### GIVEN PROBLEM
Will you write out all the entries below exactly?

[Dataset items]
* * * *
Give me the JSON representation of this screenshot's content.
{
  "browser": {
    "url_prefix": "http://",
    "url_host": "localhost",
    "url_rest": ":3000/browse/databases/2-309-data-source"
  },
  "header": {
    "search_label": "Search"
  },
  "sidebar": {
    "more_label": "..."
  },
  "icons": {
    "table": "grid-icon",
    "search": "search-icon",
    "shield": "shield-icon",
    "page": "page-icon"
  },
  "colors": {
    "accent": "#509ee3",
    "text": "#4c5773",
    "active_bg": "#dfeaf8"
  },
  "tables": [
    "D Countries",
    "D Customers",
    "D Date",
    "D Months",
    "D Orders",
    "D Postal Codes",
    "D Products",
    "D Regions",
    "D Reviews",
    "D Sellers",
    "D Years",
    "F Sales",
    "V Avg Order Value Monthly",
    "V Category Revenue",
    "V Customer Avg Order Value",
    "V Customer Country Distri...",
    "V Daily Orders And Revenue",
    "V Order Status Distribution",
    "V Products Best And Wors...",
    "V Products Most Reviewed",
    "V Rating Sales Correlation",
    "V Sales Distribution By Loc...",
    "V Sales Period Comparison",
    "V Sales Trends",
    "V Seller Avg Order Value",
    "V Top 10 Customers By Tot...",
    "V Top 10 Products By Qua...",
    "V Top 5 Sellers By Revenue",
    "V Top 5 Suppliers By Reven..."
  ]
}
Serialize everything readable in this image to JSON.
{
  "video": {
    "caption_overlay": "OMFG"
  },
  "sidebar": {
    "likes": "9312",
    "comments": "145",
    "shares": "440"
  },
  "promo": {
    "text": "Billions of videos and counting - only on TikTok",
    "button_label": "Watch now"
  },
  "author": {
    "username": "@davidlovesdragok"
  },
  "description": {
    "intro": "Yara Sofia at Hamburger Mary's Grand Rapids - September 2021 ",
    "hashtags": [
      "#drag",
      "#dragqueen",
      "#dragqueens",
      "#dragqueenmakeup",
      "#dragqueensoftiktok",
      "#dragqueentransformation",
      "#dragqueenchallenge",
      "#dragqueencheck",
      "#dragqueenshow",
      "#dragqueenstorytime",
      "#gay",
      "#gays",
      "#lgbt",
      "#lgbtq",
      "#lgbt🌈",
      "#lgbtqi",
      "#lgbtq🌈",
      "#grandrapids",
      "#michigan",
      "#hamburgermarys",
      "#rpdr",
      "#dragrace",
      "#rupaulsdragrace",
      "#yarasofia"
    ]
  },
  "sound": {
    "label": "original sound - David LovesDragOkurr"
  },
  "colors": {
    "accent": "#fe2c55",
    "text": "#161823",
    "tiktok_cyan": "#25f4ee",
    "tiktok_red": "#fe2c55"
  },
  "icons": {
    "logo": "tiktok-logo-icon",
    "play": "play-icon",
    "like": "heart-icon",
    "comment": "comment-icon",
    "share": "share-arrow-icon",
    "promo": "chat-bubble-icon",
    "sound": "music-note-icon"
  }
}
* * * *
### OUTPUT BELOW
Give me the JSON representation of this screenshot's content.
{
  "browser": {
    "url_prefix": "http://",
    "url_host": "localhost",
    "url_rest": ":3000/browse/databases/2-309-data-source"
  },
  "header": {
    "search_label": "Search"
  },
  "sidebar": {
    "more_label": "..."
  },
  "icons": {
    "table": "grid-icon",
    "search": "search-icon",
    "shield": "shield-icon",
    "page": "page-icon"
  },
  "colors": {
    "accent": "#509ee3",
    "text": "#4c5773",
    "active_bg": "#dfeaf8"
  },
  "tables": [
    "D Countries",
    "D Customers",
    "D Date",
    "D Months",
    "D Orders",
    "D Postal Codes",
    "D Products",
    "D Regions",
    "D Reviews",
    "D Sellers",
    "D Years",
    "F Sales",
    "V Avg Order Value Monthly",
    "V Category Revenue",
    "V Customer Avg Order Value",
    "V Customer Country Distri...",
    "V Daily Orders And Revenue",
    "V Order Status Distribution",
    "V Products Best And Wors...",
    "V Products Most Reviewed",
    "V Rating Sales Correlation",
    "V Sales Distribution By Loc...",
    "V Sales Period Comparison",
    "V Sales Trends",
    "V Seller Avg Order Value",
    "V Top 10 Customers By Tot...",
    "V Top 10 Products By Qua...",
    "V Top 5 Sellers By Revenue",
    "V Top 5 Suppliers By Reven..."
  ]
}
Serialize everything readable in this image to JSON.
{
  "video": {
    "caption_overlay": "OMFG"
  },
  "sidebar": {
    "likes": "9312",
    "comments": "145",
    "shares": "440"
  },
  "promo": {
    "text": "Billions of videos and counting - only on TikTok",
    "button_label": "Watch now"
  },
  "author": {
    "username": "@davidlovesdragok"
  },
  "description": {
    "intro": "Yara Sofia at Hamburger Mary's Grand Rapids - September 2021 ",
    "hashtags": [
      "#drag",
      "#dragqueen",
      "#dragqueens",
      "#dragqueenmakeup",
      "#dragqueensoftiktok",
      "#dragqueentransformation",
      "#dragqueenchallenge",
      "#dragqueencheck",
      "#dragqueenshow",
      "#dragqueenstorytime",
      "#gay",
      "#gays",
      "#lgbt",
      "#lgbtq",
      "#lgbt🌈",
      "#lgbtqi",
      "#lgbtq🌈",
      "#grandrapids",
      "#michigan",
      "#hamburgermarys",
      "#rpdr",
      "#dragrace",
      "#rupaulsdragrace",
      "#yarasofia"
    ]
  },
  "sound": {
    "label": "original sound - David LovesDragOkurr"
  },
  "colors": {
    "accent": "#fe2c55",
    "text": "#161823",
    "tiktok_cyan": "#25f4ee",
    "tiktok_red": "#fe2c55"
  },
  "icons": {
    "logo": "tiktok-logo-icon",
    "play": "play-icon",
    "like": "heart-icon",
    "comment": "comment-icon",
    "share": "share-arrow-icon",
    "promo": "chat-bubble-icon",
    "sound": "music-note-icon"
  }
}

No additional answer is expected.